## EXERCISE TASK
Gather every line below where "name" appears.

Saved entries
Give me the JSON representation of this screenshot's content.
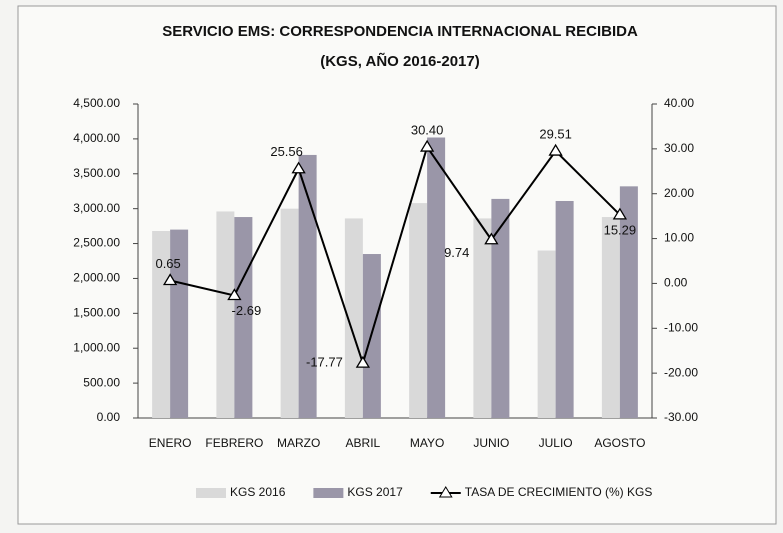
{
  "chart_data": {
    "type": "bar_line",
    "title": "SERVICIO EMS: CORRESPONDENCIA INTERNACIONAL RECIBIDA",
    "subtitle": "(KGS, AÑO 2016-2017)",
    "categories": [
      "ENERO",
      "FEBRERO",
      "MARZO",
      "ABRIL",
      "MAYO",
      "JUNIO",
      "JULIO",
      "AGOSTO"
    ],
    "series": [
      {
        "name": "KGS 2016",
        "color": "#d9d9d9",
        "type": "bar",
        "values": [
          2680,
          2960,
          3000,
          2860,
          3080,
          2860,
          2400,
          2880
        ]
      },
      {
        "name": "KGS 2017",
        "color": "#9a96a8",
        "type": "bar",
        "values": [
          2700,
          2880,
          3770,
          2350,
          4020,
          3140,
          3110,
          3320
        ]
      },
      {
        "name": "TASA DE CRECIMIENTO (%) KGS",
        "color": "#000000",
        "type": "line",
        "axis": "y2",
        "values": [
          0.65,
          -2.69,
          25.56,
          -17.77,
          30.4,
          9.74,
          29.51,
          15.29
        ],
        "value_labels": [
          "0.65",
          "-2.69",
          "25.56",
          "-17.77",
          "30.40",
          "9.74",
          "29.51",
          "15.29"
        ]
      }
    ],
    "ylim": [
      0,
      4500
    ],
    "yticks": [
      {
        "value": 0,
        "label": "0.00"
      },
      {
        "value": 500,
        "label": "500.00"
      },
      {
        "value": 1000,
        "label": "1,000.00"
      },
      {
        "value": 1500,
        "label": "1,500.00"
      },
      {
        "value": 2000,
        "label": "2,000.00"
      },
      {
        "value": 2500,
        "label": "2,500.00"
      },
      {
        "value": 3000,
        "label": "3,000.00"
      },
      {
        "value": 3500,
        "label": "3,500.00"
      },
      {
        "value": 4000,
        "label": "4,000.00"
      },
      {
        "value": 4500,
        "label": "4,500.00"
      }
    ],
    "y2lim": [
      -30,
      40
    ],
    "y2ticks": [
      {
        "value": -30,
        "label": "-30.00"
      },
      {
        "value": -20,
        "label": "-20.00"
      },
      {
        "value": -10,
        "label": "-10.00"
      },
      {
        "value": 0,
        "label": "0.00"
      },
      {
        "value": 10,
        "label": "10.00"
      },
      {
        "value": 20,
        "label": "20.00"
      },
      {
        "value": 30,
        "label": "30.00"
      },
      {
        "value": 40,
        "label": "40.00"
      }
    ],
    "legend": "bottom"
  }
}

## EXERCISE SOLUTION
        "name": "KGS 2016",
        "name": "KGS 2017",
        "name": "TASA DE CRECIMIENTO (%) KGS",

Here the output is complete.